Entries with figure data:
|---|

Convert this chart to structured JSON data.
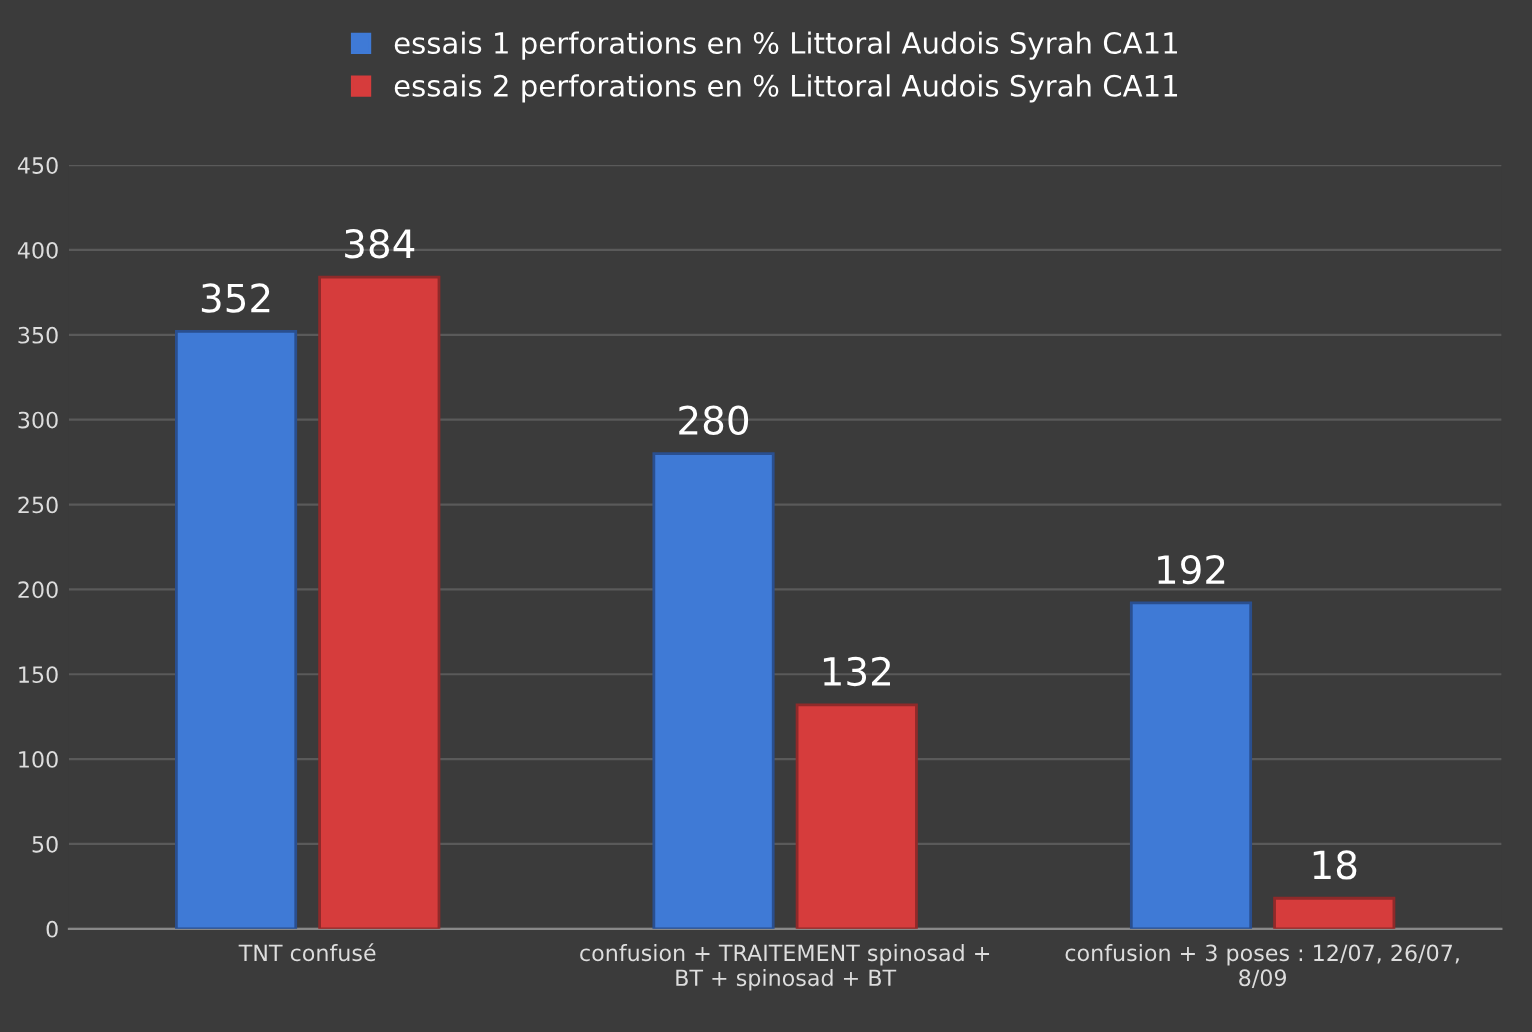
{
  "chart_data": {
    "type": "bar",
    "categories": [
      "TNT confusé",
      "confusion + TRAITEMENT spinosad + BT + spinosad + BT",
      "confusion + 3 poses : 12/07, 26/07, 8/09"
    ],
    "series": [
      {
        "name": "essais 1 perforations en % Littoral Audois Syrah CA11",
        "color": "#3f7ad6",
        "values": [
          352,
          280,
          192
        ]
      },
      {
        "name": "essais 2 perforations en % Littoral Audois Syrah CA11",
        "color": "#d63c3c",
        "values": [
          384,
          132,
          18
        ]
      }
    ],
    "ylim": [
      0,
      450
    ],
    "yticks": [
      0,
      50,
      100,
      150,
      200,
      250,
      300,
      350,
      400,
      450
    ],
    "grid": "y",
    "legend": "top",
    "data_labels": true
  }
}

|---|

Task to carry out:
Reproduce every line precisely as given, omitting all pictures.

Final result:
Convert this chart to structured JSON data.
{
  "chart_data": {
    "type": "bar",
    "categories": [
      "TNT confusé",
      "confusion + TRAITEMENT spinosad + BT + spinosad + BT",
      "confusion + 3 poses : 12/07, 26/07, 8/09"
    ],
    "series": [
      {
        "name": "essais 1 perforations en % Littoral Audois Syrah CA11",
        "color": "#3f7ad6",
        "values": [
          352,
          280,
          192
        ]
      },
      {
        "name": "essais 2 perforations en % Littoral Audois Syrah CA11",
        "color": "#d63c3c",
        "values": [
          384,
          132,
          18
        ]
      }
    ],
    "ylim": [
      0,
      450
    ],
    "yticks": [
      0,
      50,
      100,
      150,
      200,
      250,
      300,
      350,
      400,
      450
    ],
    "grid": "y",
    "legend": "top",
    "data_labels": true
  }
}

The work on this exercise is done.